→ TUGAS LATIHAN:
**a)** Jawablah pertanyaan berikut berdasarkan artikel tentang pemerasan dana sekolah oleh polisi.
(i) Di kepolisian daerah mana kedua polisi itu berdinas?
(ii) Di mana kedua tersangka ditahan setelah dijatuhi sanksi PTDH?
(iii) Upaya hukum apa yang ditempuh Kompol R atas penetapan dirinya sebagai tersangka?
**b)** Lanjutkan artikel tentang pemerasan dana sekolah oleh polisi, mulai setelah kalimat terakhir yang tercantum.

Polisi Peras Miliar Rupiah Dana Sekolah: Korupsi Menggurita di Tubuh Polri?
Home > Detail

Polisi Peras Miliar Rupiah Dana Sekolah: Korupsi Menggurita di Tubuh Polri?

Erick Tanjung

Senin, 24 Maret 2025 | 09:04 WIB

Suara.com - Tindakan kejahatan oleh polisi terus berulang. Kali ini kasus pemerasan yang dilakukan oleh dua polisi yang berdinas di Kepolisian Daerah Sumatera Utara. Mereka memeras SMK Negeri terkait dana alokasi khusus (DAK) untuk kegiatan sekolah hingga miliaran rupiah.

KORPS Pemberantasan Tindak Pidana Korupsi (Kortastipidkor) Polri menetapkan dua anggota Polda Sumatera Utara tersebut sebagai tersangka.

Kepala Kortastipidkor Polri Irjen Cahyono Wibowo mengatakan bahwa tersangka pertama adalah Kompol R (Ramli) selaku Ps Kasubdit Tipidkor Ditreskrimsus Polda Sumut.

“Itu sudah kami tetapkan tersangka dan yang bersangkutan telah melakukan upaya perlawanan hukum praperadilan atas penetapan tersangkanya,” kata Cahyono kepada wartawan di Jakarta, Selasa (18/3/2025).

Lalu, tersangka kedua adalah Brigadir BSP selaku penyidik pembantu pada Subdit Tipidkor Ditreskrimsus Polda Sumut.

Kedua polisi itu saat ini telah dijatuhi sanksi pemberhentian tidak dengan hormat (PTDH) atau dipecat dari Polri.

“Setelah PTDH, kami tetapkan tersangka dan langsung kami tahan di Rutan Bareskrim Polri,” ujarnya.

Cahyono menjelaskan, kasus tersebut bermula dari kedua tersangka bersama-sama memaksa kepala sekolah SMKN di Sumut untuk memberikan bagian dari proyek DAK dengan maksud menguntungkan diri sendiri atau orang lain. Tersangka BSP dan tim meminta proyek pekerjaan DAK fisik ke Dinas Pendidikan Sumut dan kepala sekolah SMKN yang menerima dana tersebut.

[Baris-baris dataset]
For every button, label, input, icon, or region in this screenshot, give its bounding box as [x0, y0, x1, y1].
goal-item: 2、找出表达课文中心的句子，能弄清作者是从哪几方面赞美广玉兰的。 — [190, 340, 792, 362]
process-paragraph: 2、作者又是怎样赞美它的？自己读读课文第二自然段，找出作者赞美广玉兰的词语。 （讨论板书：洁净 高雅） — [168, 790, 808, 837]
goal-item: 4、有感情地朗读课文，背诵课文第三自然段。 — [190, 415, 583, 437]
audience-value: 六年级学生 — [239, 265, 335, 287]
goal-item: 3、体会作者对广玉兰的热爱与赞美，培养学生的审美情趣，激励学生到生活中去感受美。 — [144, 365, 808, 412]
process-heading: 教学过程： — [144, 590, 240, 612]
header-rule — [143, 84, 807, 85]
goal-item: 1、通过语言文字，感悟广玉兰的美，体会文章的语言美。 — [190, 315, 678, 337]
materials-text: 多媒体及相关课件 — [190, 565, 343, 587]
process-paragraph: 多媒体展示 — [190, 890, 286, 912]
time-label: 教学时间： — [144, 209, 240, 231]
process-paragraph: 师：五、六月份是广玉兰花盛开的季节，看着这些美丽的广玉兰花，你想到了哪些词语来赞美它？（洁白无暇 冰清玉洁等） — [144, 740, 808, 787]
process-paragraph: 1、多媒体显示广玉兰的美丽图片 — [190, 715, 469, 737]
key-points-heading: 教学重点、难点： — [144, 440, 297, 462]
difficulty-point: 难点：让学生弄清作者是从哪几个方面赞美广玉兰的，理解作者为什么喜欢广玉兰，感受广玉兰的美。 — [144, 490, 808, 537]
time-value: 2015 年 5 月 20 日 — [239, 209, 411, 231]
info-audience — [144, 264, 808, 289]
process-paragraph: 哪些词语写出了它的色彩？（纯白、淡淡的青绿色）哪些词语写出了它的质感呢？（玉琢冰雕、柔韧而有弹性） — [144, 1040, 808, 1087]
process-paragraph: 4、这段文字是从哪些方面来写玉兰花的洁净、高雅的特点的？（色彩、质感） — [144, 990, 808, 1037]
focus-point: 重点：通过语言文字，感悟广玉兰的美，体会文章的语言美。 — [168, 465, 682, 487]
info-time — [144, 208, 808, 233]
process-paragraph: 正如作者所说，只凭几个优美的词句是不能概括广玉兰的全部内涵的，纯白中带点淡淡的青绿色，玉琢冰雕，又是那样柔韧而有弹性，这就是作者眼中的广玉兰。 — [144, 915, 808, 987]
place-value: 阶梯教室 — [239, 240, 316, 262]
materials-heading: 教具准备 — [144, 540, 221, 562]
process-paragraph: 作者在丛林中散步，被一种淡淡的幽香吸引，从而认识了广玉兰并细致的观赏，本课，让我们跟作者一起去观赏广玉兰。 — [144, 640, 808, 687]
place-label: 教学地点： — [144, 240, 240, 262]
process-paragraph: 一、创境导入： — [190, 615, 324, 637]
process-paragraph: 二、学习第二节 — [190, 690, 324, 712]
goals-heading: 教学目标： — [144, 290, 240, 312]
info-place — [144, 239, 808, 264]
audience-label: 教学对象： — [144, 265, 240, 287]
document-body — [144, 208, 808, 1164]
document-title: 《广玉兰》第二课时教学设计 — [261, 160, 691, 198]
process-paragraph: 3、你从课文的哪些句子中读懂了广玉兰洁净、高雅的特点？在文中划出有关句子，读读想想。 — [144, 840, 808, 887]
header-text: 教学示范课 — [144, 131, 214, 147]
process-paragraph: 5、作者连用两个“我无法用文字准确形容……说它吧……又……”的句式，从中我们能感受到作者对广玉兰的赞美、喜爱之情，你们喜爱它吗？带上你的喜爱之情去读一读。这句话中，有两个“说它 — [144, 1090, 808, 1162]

→ JAWABAN LATIHAN:
**a)**
(i) Kepolisian Daerah Sumatera Utara (Polda Sumut).
(ii) Di Rutan Bareskrim Polri.
(iii) Praperadilan.

**b)**
“Yang tidak mau diminta pekerjaannya, kedua orang tersangka ini pakai kewenangan yang dimilikinya untuk mengundang yang kepala sekolah,” ungkapnya.

Para kepala sekolah yang menolak, dikirimi surat aduan masyarakat (dumas) fiktif terkait dugaan korupsi dana bantuan operasional satuan pendidikan atau BOSP yang seolah-olah laporan dari masyarakat.

Ilustrasi Kepolisian Indonesia. (Shutterstock)
Ilustrasi Kepolisian. (Shutterstock)

Ketika para kepala sekolah datang ke Polda Sumut, ternyata mereka tidak diperiksa terkait dana BOSP, melainkan diminta mengalihkan pekerjaan proyek. Jika kepala sekolah menolak mengalihkan pekerjaan, maka mereka diminta menyerahkan fee kepada tersangka R sebesar 20 persen dari anggaran.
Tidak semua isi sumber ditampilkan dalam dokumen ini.